Stated goal — Below are some entries. Copy each line that holds the string "screenshot".

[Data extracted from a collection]
⁂
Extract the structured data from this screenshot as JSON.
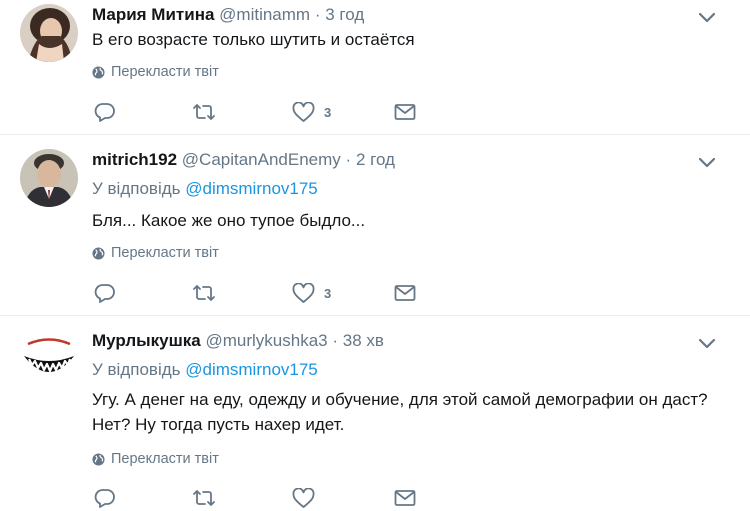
{
  "translate_label": "Перекласти твіт",
  "reply_prefix": "У відповідь",
  "tweets": [
    {
      "name": "Мария Митина",
      "handle": "@mitinamm",
      "separator": "·",
      "time": "3 год",
      "reply_to": "",
      "text": "В его возрасте только шутить и остаётся",
      "likes": "3"
    },
    {
      "name": "mitrich192",
      "handle": "@CapitanAndEnemy",
      "separator": "·",
      "time": "2 год",
      "reply_to": "@dimsmirnov175",
      "text": "Бля... Какое же оно тупое быдло...",
      "likes": "3"
    },
    {
      "name": "Мурлыкушка",
      "handle": "@murlykushka3",
      "separator": "·",
      "time": "38 хв",
      "reply_to": "@dimsmirnov175",
      "text_line1": "Угу. А денег на еду, одежду и обучение, для этой самой демографии он даст?",
      "text_line2": "Нет? Ну тогда пусть нахер идет.",
      "likes": ""
    }
  ],
  "icons": {
    "reply": "reply-icon",
    "retweet": "retweet-icon",
    "like": "heart-icon",
    "dm": "envelope-icon",
    "globe": "globe-icon",
    "chevron": "chevron-down-icon"
  },
  "colors": {
    "name": "#14171a",
    "secondary": "#657786",
    "link": "#1b95e0",
    "divider": "#e6ecf0"
  }
}
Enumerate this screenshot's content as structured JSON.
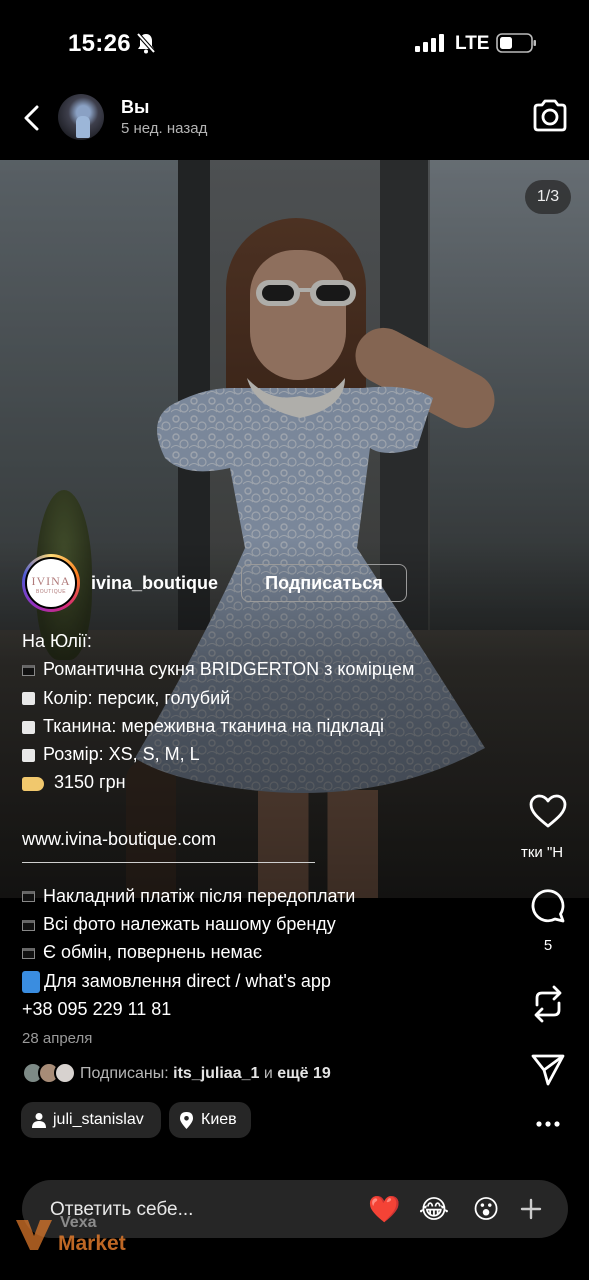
{
  "status_bar": {
    "time": "15:26",
    "network": "LTE"
  },
  "header": {
    "name": "Вы",
    "subtitle": "5 нед. назад"
  },
  "photo": {
    "counter": "1/3"
  },
  "account": {
    "logo_text": "IVINA",
    "logo_subtext": "BOUTIQUE",
    "name": "ivina_boutique",
    "follow_label": "Подписаться"
  },
  "caption": {
    "lines": [
      {
        "icon": "",
        "text": "На Юлії:"
      },
      {
        "icon": "black-square",
        "text": "Романтична сукня BRIDGERTON з комірцем"
      },
      {
        "icon": "white-square",
        "text": "Колір: персик, голубий"
      },
      {
        "icon": "white-square",
        "text": "Тканина: мереживна тканина на підкладі"
      },
      {
        "icon": "white-square",
        "text": "Розмір: XS, S, M, L"
      },
      {
        "icon": "price-tag",
        "text": "3150 грн"
      },
      {
        "icon": "",
        "text": ""
      },
      {
        "icon": "",
        "text": "www.ivina-boutique.com"
      },
      {
        "icon": "",
        "text": ""
      },
      {
        "icon": "black-square",
        "text": "Накладний платіж після передоплати"
      },
      {
        "icon": "black-square",
        "text": "Всі фото належать нашому бренду"
      },
      {
        "icon": "black-square",
        "text": "Є обмін, повернень немає"
      },
      {
        "icon": "mobile-phone",
        "text": "Для замовлення direct / what's app"
      },
      {
        "icon": "",
        "text": "+38 095 229 11 81"
      }
    ]
  },
  "date": "28 апреля",
  "followers": {
    "prefix": "Подписаны:",
    "user": "its_juliaa_1",
    "middle": "и",
    "rest": "ещё 19"
  },
  "chips": {
    "user": "juli_stanislav",
    "location": "Киев"
  },
  "actions": {
    "like_label": "тки \"Н",
    "comments_count": "5"
  },
  "reply": {
    "placeholder": "Ответить себе...",
    "emojis": [
      "❤️",
      "😂",
      "😮"
    ]
  },
  "watermark": {
    "line1": "Vexa",
    "line2": "Market"
  }
}
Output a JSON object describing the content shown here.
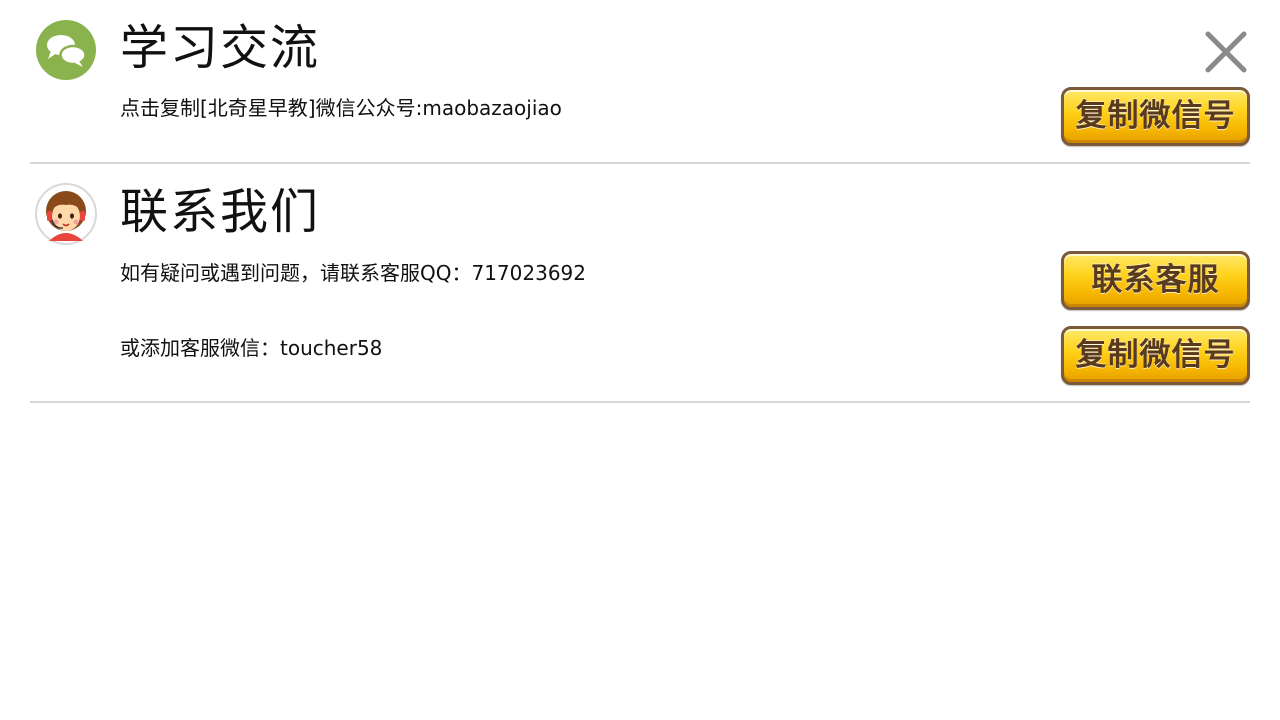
{
  "icons": {
    "close": "close-icon",
    "wechat": "wechat-chat-bubbles-icon",
    "support": "customer-service-avatar-icon"
  },
  "colors": {
    "wechat_green": "#8ab24d",
    "button_gold": "#ffd21c",
    "button_border": "#7a5a3a",
    "button_text": "#5a3a1c",
    "divider": "#d6d6d6"
  },
  "study": {
    "title": "学习交流",
    "description": "点击复制[北奇星早教]微信公众号:maobazaojiao",
    "copy_button_label": "复制微信号"
  },
  "contact": {
    "title": "联系我们",
    "qq_text": "如有疑问或遇到问题，请联系客服QQ：717023692",
    "contact_button_label": "联系客服",
    "wechat_text": "或添加客服微信：toucher58",
    "copy_button_label": "复制微信号"
  }
}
⁂
Task result —
Extract the structured data from this screenshot as JSON.
Enumerate this screenshot's content as structured JSON.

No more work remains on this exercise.